GIVEN PROBLEM A:
Copy lines of the listing verbatim, beginning at the line that has "bar <box>1627 270 1683 578</box>" and stopping after the line that has "x-tick-label: US <box>150 1154 177 1178</box>".

TEXT BLOCK:
Reputation: 111
I'm trying to scrape data from autotrader page and I managed to grab link to every offer on that page but when I'm trying to get data from every offer I get 403 requests status even though I'm using a header. What more can I do to get past it?
headers = {"User Agent": 'Mozilla/5.0 (Macintosh; Intel Mac OS X 10_15_7) AppleWebKit/537.36 (KHTML, like Gecko) '
'Chrome/85.0.4183.121 Safari/537.36'}
page = requests.get("https://www.autotrader.co.uk/car-details/202010145012219", headers=headers)
print(page.status_code) # 403 forbidden
content_of_page = page.content
soup = bs4.BeautifulSoup(content_of_page, 'lxml')
title = soup.find('h1', {'class': 'advert-heading__title atc-type-insignia atc-type-insignia--medium '})
print(title.text)
[for people that are in the same position: autotrader uses cloudflare to protect every "car-detail" page, so I would suggest using selenium for example]
Upvotes: 0
Views: 1303
Reputation: 1178
If you can manage to get the data via your browser, i.e. you somehow see this data in a website, then you can likely replicate that with requests.
Briefly, you need headers in your request to match the Browser's request:
Your browser sends tons of extra headers, you never know which ones are actually checked by the server so this technique will save you much time.
However, this might fail if there's some protection against blunt request copies, e.g. some temporary tokens, so the requests cannot be reused. In this case you need Selenium (browser emulation/automation), it's not difficult so it worth using.
Upvotes: 2

Image region annotations:
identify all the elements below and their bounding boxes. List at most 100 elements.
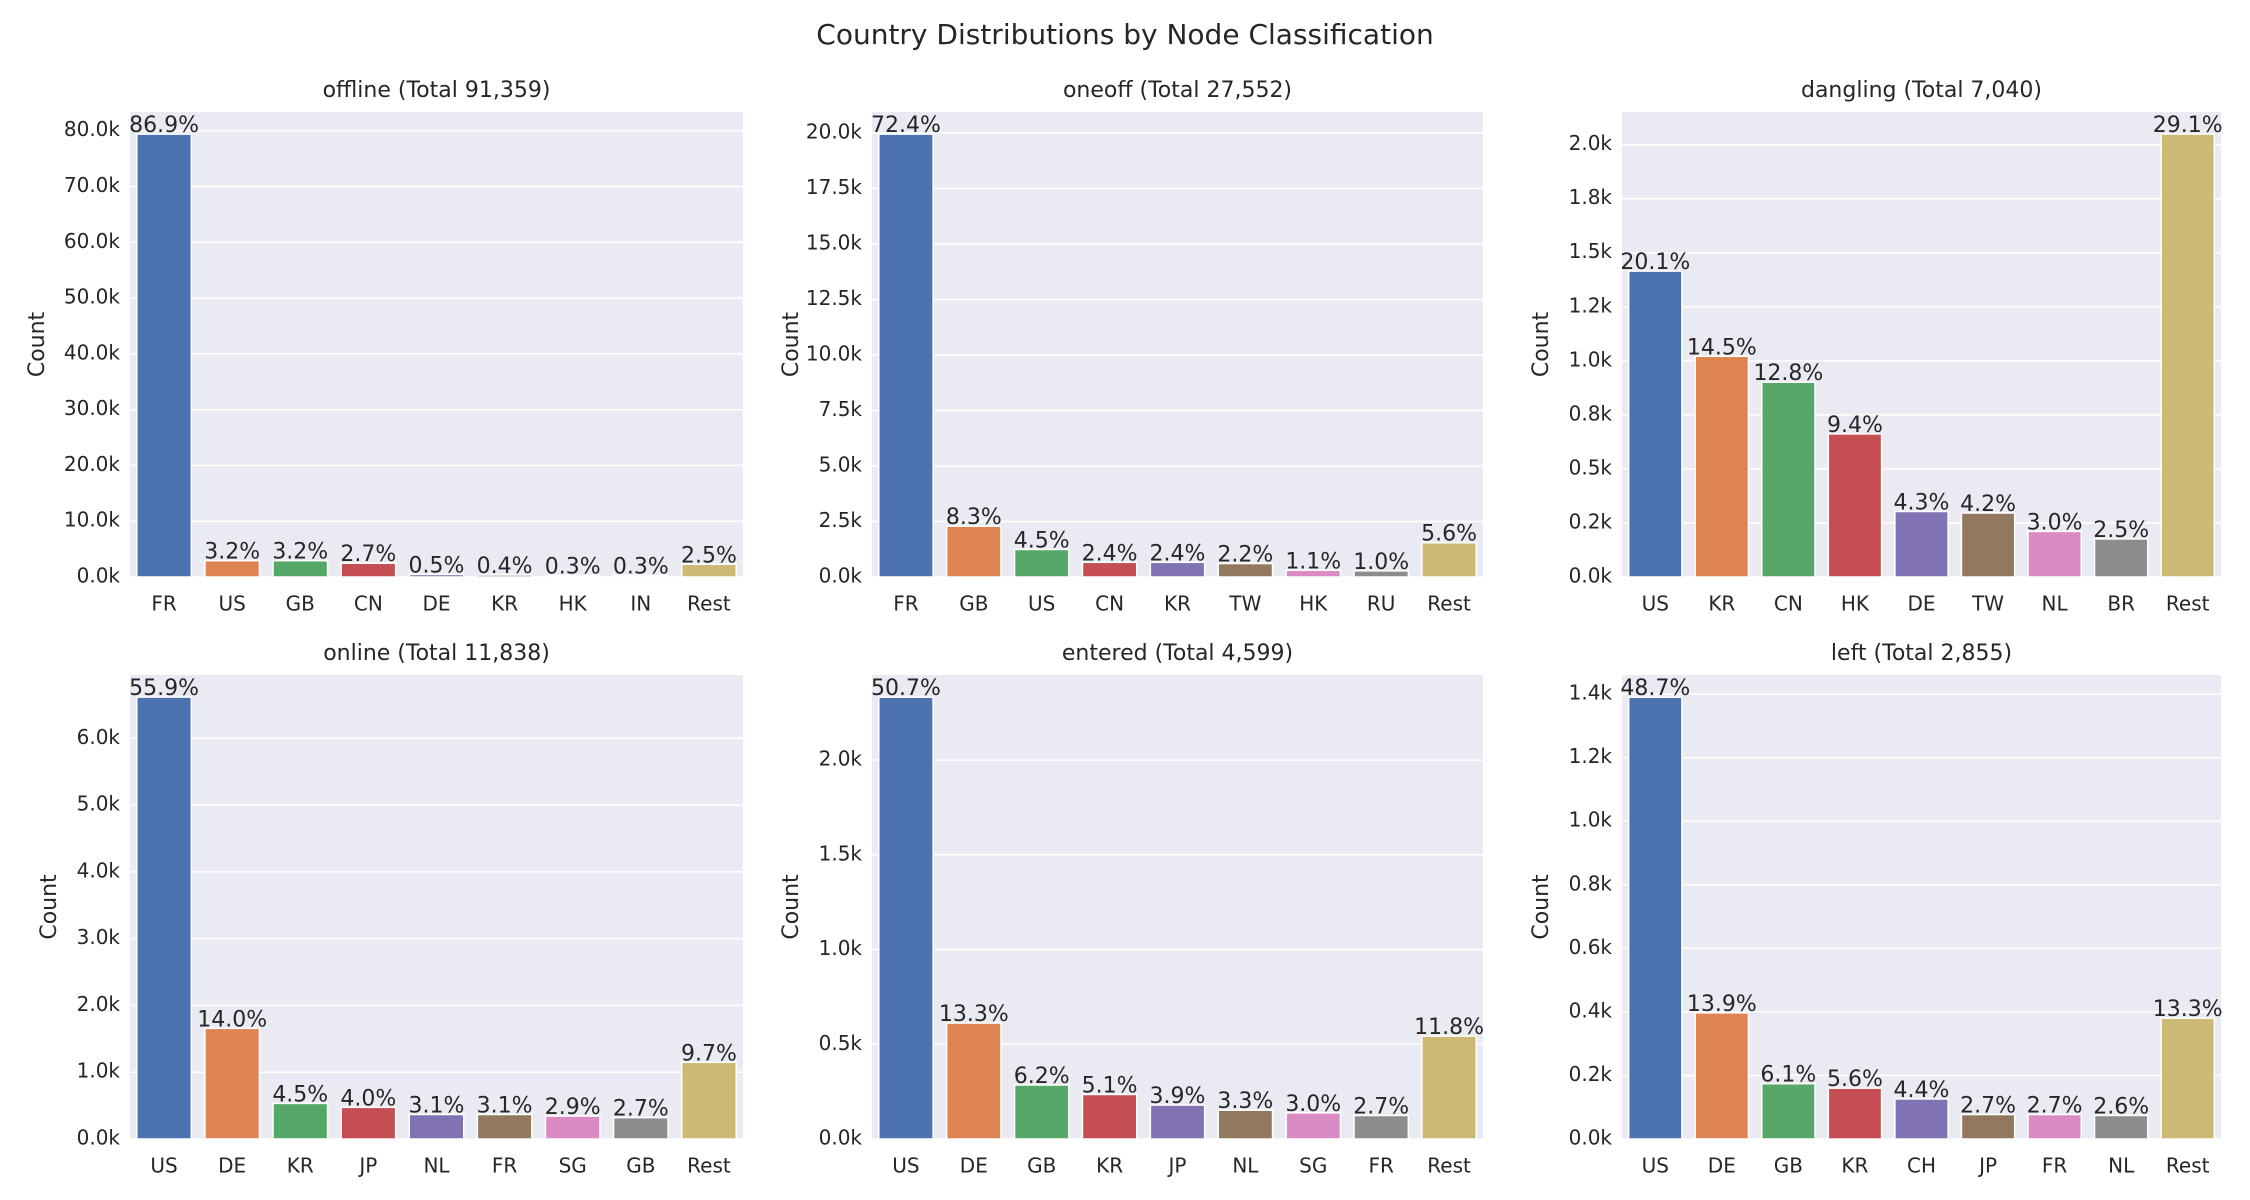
bar <box>1627 270 1683 578</box>
y-tick-label: 17.5k <box>806 175 863 199</box>
y-tick-label: 4.0k <box>77 858 121 882</box>
y-tick-label: 80.0k <box>64 117 121 141</box>
y-tick-label: 7.5k <box>819 397 863 421</box>
y-tick-label: 1.2k <box>1569 744 1613 768</box>
x-tick-label: CN <box>1774 592 1803 616</box>
bar-label: 1.0% <box>1353 550 1409 575</box>
bar <box>1894 1098 1949 1140</box>
bar <box>340 562 397 578</box>
bar <box>2160 1017 2216 1140</box>
bar-label: 2.5% <box>681 543 737 568</box>
x-tick-label: TW <box>1971 592 2004 616</box>
bar-label: 2.9% <box>545 1095 601 1120</box>
y-tick-label: 1.5k <box>819 841 863 865</box>
y-tick-label: 1.0k <box>819 936 863 960</box>
bar <box>1013 1084 1070 1140</box>
bar <box>544 1115 601 1140</box>
subplot-title: online (Total 11,838) <box>323 641 550 666</box>
bar <box>136 133 193 578</box>
bar-label: 3.1% <box>477 1093 533 1118</box>
bar-label: 11.8% <box>1414 1015 1484 1040</box>
x-tick-label: NL <box>2108 1154 2135 1178</box>
bar-label: 86.9% <box>129 113 199 138</box>
y-tick-label: 60.0k <box>64 229 121 253</box>
y-tick-label: 0.0k <box>819 564 863 588</box>
bar <box>1353 1114 1410 1140</box>
y-tick-label: 70.0k <box>64 173 121 197</box>
bar <box>1761 381 1816 578</box>
bar-label: 0.3% <box>613 554 669 579</box>
subplot-title: dangling (Total 7,040) <box>1801 78 2042 103</box>
x-tick-label: DE <box>1907 592 1935 616</box>
x-tick-label: NL <box>423 1154 450 1178</box>
bar-label: 5.1% <box>1082 1073 1138 1098</box>
bar-label: 6.2% <box>1014 1064 1070 1089</box>
y-tick-label: 1.0k <box>77 1059 121 1083</box>
x-tick-label: US <box>1642 592 1669 616</box>
bar-label: 9.7% <box>681 1041 737 1066</box>
bar <box>945 1022 1002 1140</box>
x-tick-label: KR <box>1841 1154 1868 1178</box>
x-tick-label: US <box>150 1154 177 1178</box>
subplot-title: oneoff (Total 27,552) <box>1063 78 1292 103</box>
x-tick-label: KR <box>287 1154 314 1178</box>
bar-label: 2.6% <box>2093 1094 2149 1119</box>
x-tick-label: Rest <box>687 592 731 616</box>
y-axis-label: Count <box>779 311 804 377</box>
y-tick-label: 5.0k <box>819 452 863 476</box>
bar <box>2093 1114 2149 1140</box>
bar <box>1217 562 1274 578</box>
bar-label: 2.4% <box>1150 541 1206 566</box>
x-tick-label: US <box>1028 592 1055 616</box>
bar-label: 0.4% <box>477 554 533 579</box>
x-tick-label: Rest <box>1427 1154 1471 1178</box>
bar <box>1627 696 1683 1140</box>
y-axis-label: Count <box>37 874 62 940</box>
y-tick-label: 2.0k <box>819 747 863 771</box>
bar <box>1081 561 1138 578</box>
bar <box>945 525 1002 578</box>
x-tick-label: KR <box>1708 592 1735 616</box>
x-tick-label: NL <box>1232 1154 1259 1178</box>
x-tick-label: SG <box>559 1154 587 1178</box>
subplot-title: offline (Total 91,359) <box>323 78 551 103</box>
x-tick-label: JP <box>357 1154 377 1178</box>
x-tick-label: Rest <box>2166 1154 2210 1178</box>
bar-label: 0.5% <box>409 553 465 578</box>
x-tick-label: CN <box>1095 592 1124 616</box>
y-tick-label: 30.0k <box>64 396 121 420</box>
x-tick-label: SG <box>1299 1154 1327 1178</box>
x-tick-label: FR <box>2042 1154 2068 1178</box>
bar-label: 50.7% <box>871 676 941 701</box>
bar <box>878 133 934 578</box>
y-tick-label: 20.0k <box>64 452 121 476</box>
x-tick-label: Rest <box>2166 592 2210 616</box>
bar-label: 9.4% <box>1827 413 1883 438</box>
bar-label: 1.1% <box>1285 549 1341 574</box>
y-tick-label: 15.0k <box>806 230 863 254</box>
bar-label: 2.4% <box>1082 541 1138 566</box>
x-tick-label: DE <box>1708 1154 1736 1178</box>
y-tick-label: 40.0k <box>64 340 121 364</box>
x-tick-label: DE <box>960 1154 988 1178</box>
x-tick-label: Rest <box>687 1154 731 1178</box>
bar-label: 13.9% <box>1687 992 1757 1017</box>
bar-label: 2.7% <box>1353 1095 1409 1120</box>
x-tick-label: GB <box>286 592 315 616</box>
y-tick-label: 0.8k <box>1569 401 1613 425</box>
x-tick-label: HK <box>1299 592 1328 616</box>
bar <box>272 559 329 578</box>
figure-title: Country Distributions by Node Classifica… <box>816 18 1433 51</box>
bar-label: 3.3% <box>1217 1089 1273 1114</box>
bar <box>612 1116 669 1140</box>
x-tick-label: FR <box>893 592 919 616</box>
bar-label: 3.1% <box>409 1093 465 1118</box>
bar <box>680 563 737 578</box>
x-tick-label: DE <box>218 1154 246 1178</box>
bar-label: 48.7% <box>1620 676 1690 701</box>
plot-area <box>130 112 743 577</box>
bar <box>1285 569 1342 578</box>
y-tick-label: 2.0k <box>77 992 121 1016</box>
bar <box>1013 548 1070 578</box>
bar-label: 0.3% <box>545 554 601 579</box>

GIVEN PROBLEM B:
In the scraping thread, what does autotrader use to protect every "car-detail" page?

COMPLETE OUTPUT A:
bar <box>1627 270 1683 578</box>
y-tick-label: 17.5k <box>806 175 863 199</box>
y-tick-label: 4.0k <box>77 858 121 882</box>
y-tick-label: 80.0k <box>64 117 121 141</box>
y-tick-label: 7.5k <box>819 397 863 421</box>
y-tick-label: 1.2k <box>1569 744 1613 768</box>
x-tick-label: CN <box>1774 592 1803 616</box>
bar-label: 1.0% <box>1353 550 1409 575</box>
bar <box>1894 1098 1949 1140</box>
bar <box>340 562 397 578</box>
bar <box>2160 1017 2216 1140</box>
bar-label: 2.5% <box>681 543 737 568</box>
x-tick-label: TW <box>1971 592 2004 616</box>
bar-label: 2.9% <box>545 1095 601 1120</box>
y-tick-label: 1.5k <box>819 841 863 865</box>
y-tick-label: 1.0k <box>819 936 863 960</box>
bar <box>1013 1084 1070 1140</box>
bar <box>544 1115 601 1140</box>
subplot-title: online (Total 11,838) <box>323 641 550 666</box>
bar <box>136 133 193 578</box>
bar-label: 3.1% <box>477 1093 533 1118</box>
bar-label: 11.8% <box>1414 1015 1484 1040</box>
x-tick-label: NL <box>2108 1154 2135 1178</box>
bar-label: 86.9% <box>129 113 199 138</box>
y-tick-label: 60.0k <box>64 229 121 253</box>
y-tick-label: 0.0k <box>819 564 863 588</box>
bar <box>1353 1114 1410 1140</box>
y-tick-label: 70.0k <box>64 173 121 197</box>
bar <box>1761 381 1816 578</box>
bar-label: 0.3% <box>613 554 669 579</box>
subplot-title: dangling (Total 7,040) <box>1801 78 2042 103</box>
x-tick-label: DE <box>1907 592 1935 616</box>
x-tick-label: NL <box>423 1154 450 1178</box>
bar-label: 5.1% <box>1082 1073 1138 1098</box>
bar-label: 6.2% <box>1014 1064 1070 1089</box>
y-tick-label: 1.0k <box>77 1059 121 1083</box>
x-tick-label: US <box>1642 592 1669 616</box>
bar-label: 9.7% <box>681 1041 737 1066</box>
bar <box>945 1022 1002 1140</box>
x-tick-label: KR <box>1841 1154 1868 1178</box>
x-tick-label: US <box>150 1154 177 1178</box>

COMPLETE OUTPUT B:
Cloudflare.